-- Given exercise --
Identify every line in the records below that contains the word "title", and copy each of those lines.

-- Supplied data --

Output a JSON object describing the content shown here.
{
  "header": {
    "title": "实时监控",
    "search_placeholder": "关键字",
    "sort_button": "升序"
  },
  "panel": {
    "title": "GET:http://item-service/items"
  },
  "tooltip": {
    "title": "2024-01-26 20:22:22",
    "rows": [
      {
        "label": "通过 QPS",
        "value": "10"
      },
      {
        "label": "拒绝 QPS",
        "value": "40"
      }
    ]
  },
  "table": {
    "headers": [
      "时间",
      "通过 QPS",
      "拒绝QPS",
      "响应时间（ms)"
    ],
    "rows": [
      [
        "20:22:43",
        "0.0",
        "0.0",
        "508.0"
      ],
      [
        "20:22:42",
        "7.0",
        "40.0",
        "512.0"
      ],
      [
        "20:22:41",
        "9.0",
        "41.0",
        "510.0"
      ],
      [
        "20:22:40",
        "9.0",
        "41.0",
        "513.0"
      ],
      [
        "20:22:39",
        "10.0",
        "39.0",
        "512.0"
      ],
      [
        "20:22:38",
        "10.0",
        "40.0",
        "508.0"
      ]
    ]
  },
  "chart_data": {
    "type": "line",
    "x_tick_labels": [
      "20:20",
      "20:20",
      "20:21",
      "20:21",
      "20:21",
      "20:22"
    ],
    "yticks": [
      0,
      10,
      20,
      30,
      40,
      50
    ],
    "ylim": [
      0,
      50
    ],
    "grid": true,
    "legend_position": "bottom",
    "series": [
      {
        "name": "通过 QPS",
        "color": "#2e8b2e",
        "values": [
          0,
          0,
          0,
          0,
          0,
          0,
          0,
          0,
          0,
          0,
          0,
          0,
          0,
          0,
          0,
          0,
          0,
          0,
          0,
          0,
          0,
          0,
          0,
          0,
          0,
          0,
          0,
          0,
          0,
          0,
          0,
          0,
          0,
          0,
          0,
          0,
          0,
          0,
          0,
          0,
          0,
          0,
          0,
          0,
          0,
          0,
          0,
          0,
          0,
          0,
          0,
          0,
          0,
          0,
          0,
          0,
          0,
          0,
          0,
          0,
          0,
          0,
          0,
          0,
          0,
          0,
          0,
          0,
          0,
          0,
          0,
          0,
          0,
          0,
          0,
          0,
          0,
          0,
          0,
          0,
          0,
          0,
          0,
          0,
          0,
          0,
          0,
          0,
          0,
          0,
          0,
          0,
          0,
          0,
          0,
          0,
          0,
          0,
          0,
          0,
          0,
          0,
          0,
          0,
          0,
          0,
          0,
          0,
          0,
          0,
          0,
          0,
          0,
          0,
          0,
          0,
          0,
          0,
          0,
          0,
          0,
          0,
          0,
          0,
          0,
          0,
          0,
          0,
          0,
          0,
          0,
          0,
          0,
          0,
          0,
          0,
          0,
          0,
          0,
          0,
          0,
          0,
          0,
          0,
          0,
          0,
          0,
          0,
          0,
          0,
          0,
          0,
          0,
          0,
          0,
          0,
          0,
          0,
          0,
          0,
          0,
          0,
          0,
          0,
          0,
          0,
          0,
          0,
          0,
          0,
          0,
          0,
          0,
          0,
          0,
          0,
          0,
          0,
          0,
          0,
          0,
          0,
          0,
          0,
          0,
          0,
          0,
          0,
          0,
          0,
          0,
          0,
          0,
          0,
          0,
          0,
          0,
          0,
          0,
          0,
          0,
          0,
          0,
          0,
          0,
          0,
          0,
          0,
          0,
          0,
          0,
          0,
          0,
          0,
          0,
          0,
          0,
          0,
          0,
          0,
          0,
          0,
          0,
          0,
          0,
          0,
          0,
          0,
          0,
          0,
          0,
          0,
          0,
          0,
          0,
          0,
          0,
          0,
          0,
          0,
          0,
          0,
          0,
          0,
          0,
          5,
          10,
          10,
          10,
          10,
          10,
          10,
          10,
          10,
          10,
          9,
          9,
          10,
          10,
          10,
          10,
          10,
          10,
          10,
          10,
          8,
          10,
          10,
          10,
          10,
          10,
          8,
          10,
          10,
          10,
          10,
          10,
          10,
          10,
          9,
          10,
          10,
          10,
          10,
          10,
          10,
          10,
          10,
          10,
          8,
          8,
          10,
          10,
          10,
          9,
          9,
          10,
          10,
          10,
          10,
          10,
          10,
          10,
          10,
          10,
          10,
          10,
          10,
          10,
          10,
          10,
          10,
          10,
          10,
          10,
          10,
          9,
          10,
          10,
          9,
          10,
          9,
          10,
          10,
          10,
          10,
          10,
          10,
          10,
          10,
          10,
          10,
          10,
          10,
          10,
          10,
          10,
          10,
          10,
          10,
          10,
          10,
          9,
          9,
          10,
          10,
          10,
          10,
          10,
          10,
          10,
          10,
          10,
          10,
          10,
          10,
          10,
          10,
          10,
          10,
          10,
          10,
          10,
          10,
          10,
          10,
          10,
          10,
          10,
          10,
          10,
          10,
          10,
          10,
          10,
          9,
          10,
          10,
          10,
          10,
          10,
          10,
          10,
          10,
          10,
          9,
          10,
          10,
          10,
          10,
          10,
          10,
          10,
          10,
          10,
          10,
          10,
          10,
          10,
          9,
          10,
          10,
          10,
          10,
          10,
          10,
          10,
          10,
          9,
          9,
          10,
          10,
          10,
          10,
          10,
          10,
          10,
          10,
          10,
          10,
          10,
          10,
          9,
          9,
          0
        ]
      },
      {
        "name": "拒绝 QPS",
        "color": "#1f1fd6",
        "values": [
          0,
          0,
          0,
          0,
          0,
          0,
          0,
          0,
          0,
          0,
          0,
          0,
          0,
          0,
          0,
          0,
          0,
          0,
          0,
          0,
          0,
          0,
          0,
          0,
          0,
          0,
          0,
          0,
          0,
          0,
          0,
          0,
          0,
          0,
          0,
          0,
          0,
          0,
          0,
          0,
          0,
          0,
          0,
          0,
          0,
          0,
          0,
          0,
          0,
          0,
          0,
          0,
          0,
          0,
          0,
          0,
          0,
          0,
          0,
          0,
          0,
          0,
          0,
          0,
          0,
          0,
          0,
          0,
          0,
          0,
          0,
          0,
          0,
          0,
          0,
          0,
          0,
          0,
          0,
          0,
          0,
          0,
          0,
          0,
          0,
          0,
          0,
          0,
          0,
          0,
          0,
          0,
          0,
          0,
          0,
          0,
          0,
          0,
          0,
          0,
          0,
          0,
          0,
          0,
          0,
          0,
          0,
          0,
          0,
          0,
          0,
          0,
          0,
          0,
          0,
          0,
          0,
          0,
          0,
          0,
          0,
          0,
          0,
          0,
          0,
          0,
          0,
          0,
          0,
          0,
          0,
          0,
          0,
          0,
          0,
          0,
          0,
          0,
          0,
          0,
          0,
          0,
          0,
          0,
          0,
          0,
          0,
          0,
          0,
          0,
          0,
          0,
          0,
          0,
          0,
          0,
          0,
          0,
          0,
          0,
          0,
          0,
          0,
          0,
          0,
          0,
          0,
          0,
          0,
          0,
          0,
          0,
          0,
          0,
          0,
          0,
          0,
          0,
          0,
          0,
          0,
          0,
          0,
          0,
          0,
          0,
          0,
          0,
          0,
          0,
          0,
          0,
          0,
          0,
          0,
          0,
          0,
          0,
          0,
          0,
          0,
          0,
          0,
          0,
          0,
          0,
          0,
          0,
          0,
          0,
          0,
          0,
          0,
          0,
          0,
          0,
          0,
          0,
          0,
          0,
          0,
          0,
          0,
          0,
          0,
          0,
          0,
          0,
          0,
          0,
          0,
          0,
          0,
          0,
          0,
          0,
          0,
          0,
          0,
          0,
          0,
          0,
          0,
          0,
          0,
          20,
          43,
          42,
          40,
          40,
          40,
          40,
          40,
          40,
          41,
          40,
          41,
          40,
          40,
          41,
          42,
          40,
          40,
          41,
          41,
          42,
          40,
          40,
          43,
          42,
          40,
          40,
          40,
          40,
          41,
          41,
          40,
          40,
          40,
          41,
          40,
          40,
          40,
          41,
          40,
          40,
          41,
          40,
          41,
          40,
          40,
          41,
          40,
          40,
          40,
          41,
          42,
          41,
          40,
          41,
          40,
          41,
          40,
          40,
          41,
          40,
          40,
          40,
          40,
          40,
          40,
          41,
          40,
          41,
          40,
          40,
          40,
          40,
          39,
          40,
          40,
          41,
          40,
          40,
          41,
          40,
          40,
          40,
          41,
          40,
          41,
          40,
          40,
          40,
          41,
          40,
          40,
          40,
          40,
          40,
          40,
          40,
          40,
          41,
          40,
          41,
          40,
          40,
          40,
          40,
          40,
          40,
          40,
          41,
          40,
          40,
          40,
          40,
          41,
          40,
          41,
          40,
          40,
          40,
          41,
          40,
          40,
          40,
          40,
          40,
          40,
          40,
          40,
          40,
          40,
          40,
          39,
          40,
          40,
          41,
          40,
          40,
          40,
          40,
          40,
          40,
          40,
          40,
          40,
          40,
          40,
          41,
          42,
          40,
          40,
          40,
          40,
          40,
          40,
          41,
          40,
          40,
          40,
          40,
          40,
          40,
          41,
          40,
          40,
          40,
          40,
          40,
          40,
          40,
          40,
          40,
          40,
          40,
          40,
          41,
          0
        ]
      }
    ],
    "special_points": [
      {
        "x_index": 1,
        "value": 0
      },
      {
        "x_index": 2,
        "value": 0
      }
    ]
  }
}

-- Task result --
    "title": "实时监控",
    "title": "GET:http://item-service/items"
    "title": "2024-01-26 20:22:22",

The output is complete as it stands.